| What needs to be done |
Could you reproduce everything from the start of the entries down to the line containing "eye-icon[interactable]: ◉ (1180, 64, 1186, 72)", keeping every character the same and including both ends?

| Records |
.....

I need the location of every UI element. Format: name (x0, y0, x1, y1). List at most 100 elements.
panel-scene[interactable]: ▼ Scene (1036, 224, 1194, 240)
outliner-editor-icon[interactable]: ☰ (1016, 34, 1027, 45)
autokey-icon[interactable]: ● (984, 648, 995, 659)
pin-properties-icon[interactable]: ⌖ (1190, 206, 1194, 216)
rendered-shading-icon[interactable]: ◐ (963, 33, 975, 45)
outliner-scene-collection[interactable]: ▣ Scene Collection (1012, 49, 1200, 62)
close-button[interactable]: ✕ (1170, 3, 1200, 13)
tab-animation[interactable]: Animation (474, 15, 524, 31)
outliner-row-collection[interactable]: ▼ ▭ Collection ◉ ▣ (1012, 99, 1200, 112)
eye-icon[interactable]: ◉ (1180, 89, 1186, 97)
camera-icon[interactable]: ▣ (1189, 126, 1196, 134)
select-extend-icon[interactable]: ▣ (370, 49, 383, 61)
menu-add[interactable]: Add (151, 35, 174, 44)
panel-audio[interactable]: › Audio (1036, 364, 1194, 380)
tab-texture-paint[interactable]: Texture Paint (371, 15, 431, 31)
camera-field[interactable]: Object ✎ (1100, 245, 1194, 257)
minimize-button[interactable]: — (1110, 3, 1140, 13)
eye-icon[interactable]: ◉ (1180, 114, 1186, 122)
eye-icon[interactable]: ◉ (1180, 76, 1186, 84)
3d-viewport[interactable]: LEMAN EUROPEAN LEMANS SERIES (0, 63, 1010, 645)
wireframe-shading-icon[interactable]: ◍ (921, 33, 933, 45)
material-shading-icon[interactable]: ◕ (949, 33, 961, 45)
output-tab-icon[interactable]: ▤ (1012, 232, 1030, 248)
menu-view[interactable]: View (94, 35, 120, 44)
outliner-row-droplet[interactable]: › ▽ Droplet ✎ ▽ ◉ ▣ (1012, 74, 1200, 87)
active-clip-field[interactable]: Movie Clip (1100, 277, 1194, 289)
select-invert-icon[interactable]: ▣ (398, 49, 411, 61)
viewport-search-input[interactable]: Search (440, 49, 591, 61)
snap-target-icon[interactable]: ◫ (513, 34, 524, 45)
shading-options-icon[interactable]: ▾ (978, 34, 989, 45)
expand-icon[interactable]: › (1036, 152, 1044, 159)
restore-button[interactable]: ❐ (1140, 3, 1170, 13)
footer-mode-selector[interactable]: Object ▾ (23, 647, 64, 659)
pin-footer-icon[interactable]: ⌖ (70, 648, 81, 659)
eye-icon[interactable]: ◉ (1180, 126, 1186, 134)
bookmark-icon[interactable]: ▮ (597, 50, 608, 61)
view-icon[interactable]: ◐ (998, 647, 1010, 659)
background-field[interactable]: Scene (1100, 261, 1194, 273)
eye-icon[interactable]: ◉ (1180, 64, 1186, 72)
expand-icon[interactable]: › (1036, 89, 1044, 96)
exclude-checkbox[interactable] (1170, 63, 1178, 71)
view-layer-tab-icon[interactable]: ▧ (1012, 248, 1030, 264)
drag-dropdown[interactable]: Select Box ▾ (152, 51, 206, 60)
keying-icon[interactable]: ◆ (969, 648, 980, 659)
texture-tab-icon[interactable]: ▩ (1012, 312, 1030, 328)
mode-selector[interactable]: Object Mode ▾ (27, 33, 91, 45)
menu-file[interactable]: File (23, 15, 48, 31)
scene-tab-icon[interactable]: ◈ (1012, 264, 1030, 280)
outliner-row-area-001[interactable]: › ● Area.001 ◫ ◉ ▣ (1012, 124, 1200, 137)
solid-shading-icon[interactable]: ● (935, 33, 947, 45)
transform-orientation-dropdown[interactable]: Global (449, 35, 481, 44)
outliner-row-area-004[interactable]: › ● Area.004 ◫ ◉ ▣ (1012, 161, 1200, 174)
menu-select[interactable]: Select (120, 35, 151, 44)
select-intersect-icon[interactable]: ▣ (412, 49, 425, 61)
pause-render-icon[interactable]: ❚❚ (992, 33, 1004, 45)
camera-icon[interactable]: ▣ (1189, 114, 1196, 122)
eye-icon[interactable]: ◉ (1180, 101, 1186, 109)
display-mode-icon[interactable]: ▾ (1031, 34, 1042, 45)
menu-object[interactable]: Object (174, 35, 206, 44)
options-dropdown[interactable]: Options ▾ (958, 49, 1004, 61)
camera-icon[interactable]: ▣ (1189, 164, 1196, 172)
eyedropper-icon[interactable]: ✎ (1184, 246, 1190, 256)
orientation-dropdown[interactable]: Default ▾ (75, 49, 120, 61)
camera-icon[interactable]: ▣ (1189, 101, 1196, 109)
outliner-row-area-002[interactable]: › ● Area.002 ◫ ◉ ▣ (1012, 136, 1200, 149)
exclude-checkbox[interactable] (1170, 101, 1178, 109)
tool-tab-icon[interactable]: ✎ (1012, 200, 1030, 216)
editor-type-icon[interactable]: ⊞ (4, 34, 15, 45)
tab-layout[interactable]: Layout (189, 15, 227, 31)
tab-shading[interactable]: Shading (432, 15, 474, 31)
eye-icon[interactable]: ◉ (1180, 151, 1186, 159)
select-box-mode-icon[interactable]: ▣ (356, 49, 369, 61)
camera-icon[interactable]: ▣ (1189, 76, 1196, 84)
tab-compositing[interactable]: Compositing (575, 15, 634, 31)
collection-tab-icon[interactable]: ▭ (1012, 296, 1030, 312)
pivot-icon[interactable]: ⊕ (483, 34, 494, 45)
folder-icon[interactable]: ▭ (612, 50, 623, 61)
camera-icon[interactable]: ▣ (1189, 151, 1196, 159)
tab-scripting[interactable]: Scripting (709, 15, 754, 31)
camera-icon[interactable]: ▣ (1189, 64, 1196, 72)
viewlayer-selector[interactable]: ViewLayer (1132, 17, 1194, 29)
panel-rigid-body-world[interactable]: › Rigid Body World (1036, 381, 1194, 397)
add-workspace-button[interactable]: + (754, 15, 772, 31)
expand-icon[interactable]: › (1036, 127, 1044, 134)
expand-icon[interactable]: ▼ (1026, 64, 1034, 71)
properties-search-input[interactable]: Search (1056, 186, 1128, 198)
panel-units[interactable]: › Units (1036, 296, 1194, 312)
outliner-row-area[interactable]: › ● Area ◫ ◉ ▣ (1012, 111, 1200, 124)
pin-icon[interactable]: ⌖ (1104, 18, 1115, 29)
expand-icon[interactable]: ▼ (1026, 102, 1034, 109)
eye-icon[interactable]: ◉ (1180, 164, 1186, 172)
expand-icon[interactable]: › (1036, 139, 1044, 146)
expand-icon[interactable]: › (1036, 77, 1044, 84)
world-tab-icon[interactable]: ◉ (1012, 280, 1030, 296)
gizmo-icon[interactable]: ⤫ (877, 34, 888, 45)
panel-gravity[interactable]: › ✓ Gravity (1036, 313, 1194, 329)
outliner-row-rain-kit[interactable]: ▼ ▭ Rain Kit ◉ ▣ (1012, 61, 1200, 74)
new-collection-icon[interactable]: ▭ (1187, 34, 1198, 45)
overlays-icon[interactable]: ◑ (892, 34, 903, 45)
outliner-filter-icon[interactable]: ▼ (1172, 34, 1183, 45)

.....

| Expected answer |
I need the location of every UI element. Format: name (x0, y0, x1, y1). List at most 100 elements.
panel-scene[interactable]: ▼ Scene (1036, 224, 1194, 240)
outliner-editor-icon[interactable]: ☰ (1016, 34, 1027, 45)
autokey-icon[interactable]: ● (984, 648, 995, 659)
pin-properties-icon[interactable]: ⌖ (1190, 206, 1194, 216)
rendered-shading-icon[interactable]: ◐ (963, 33, 975, 45)
outliner-scene-collection[interactable]: ▣ Scene Collection (1012, 49, 1200, 62)
close-button[interactable]: ✕ (1170, 3, 1200, 13)
tab-animation[interactable]: Animation (474, 15, 524, 31)
outliner-row-collection[interactable]: ▼ ▭ Collection ◉ ▣ (1012, 99, 1200, 112)
eye-icon[interactable]: ◉ (1180, 89, 1186, 97)
camera-icon[interactable]: ▣ (1189, 126, 1196, 134)
select-extend-icon[interactable]: ▣ (370, 49, 383, 61)
menu-add[interactable]: Add (151, 35, 174, 44)
panel-audio[interactable]: › Audio (1036, 364, 1194, 380)
tab-texture-paint[interactable]: Texture Paint (371, 15, 431, 31)
camera-field[interactable]: Object ✎ (1100, 245, 1194, 257)
minimize-button[interactable]: — (1110, 3, 1140, 13)
eye-icon[interactable]: ◉ (1180, 114, 1186, 122)
eye-icon[interactable]: ◉ (1180, 76, 1186, 84)
3d-viewport[interactable]: LEMAN EUROPEAN LEMANS SERIES (0, 63, 1010, 645)
wireframe-shading-icon[interactable]: ◍ (921, 33, 933, 45)
material-shading-icon[interactable]: ◕ (949, 33, 961, 45)
output-tab-icon[interactable]: ▤ (1012, 232, 1030, 248)
menu-view[interactable]: View (94, 35, 120, 44)
outliner-row-droplet[interactable]: › ▽ Droplet ✎ ▽ ◉ ▣ (1012, 74, 1200, 87)
active-clip-field[interactable]: Movie Clip (1100, 277, 1194, 289)
select-invert-icon[interactable]: ▣ (398, 49, 411, 61)
viewport-search-input[interactable]: Search (440, 49, 591, 61)
snap-target-icon[interactable]: ◫ (513, 34, 524, 45)
shading-options-icon[interactable]: ▾ (978, 34, 989, 45)
expand-icon[interactable]: › (1036, 152, 1044, 159)
restore-button[interactable]: ❐ (1140, 3, 1170, 13)
footer-mode-selector[interactable]: Object ▾ (23, 647, 64, 659)
pin-footer-icon[interactable]: ⌖ (70, 648, 81, 659)
eye-icon[interactable]: ◉ (1180, 126, 1186, 134)
bookmark-icon[interactable]: ▮ (597, 50, 608, 61)
view-icon[interactable]: ◐ (998, 647, 1010, 659)
background-field[interactable]: Scene (1100, 261, 1194, 273)
eye-icon[interactable]: ◉ (1180, 64, 1186, 72)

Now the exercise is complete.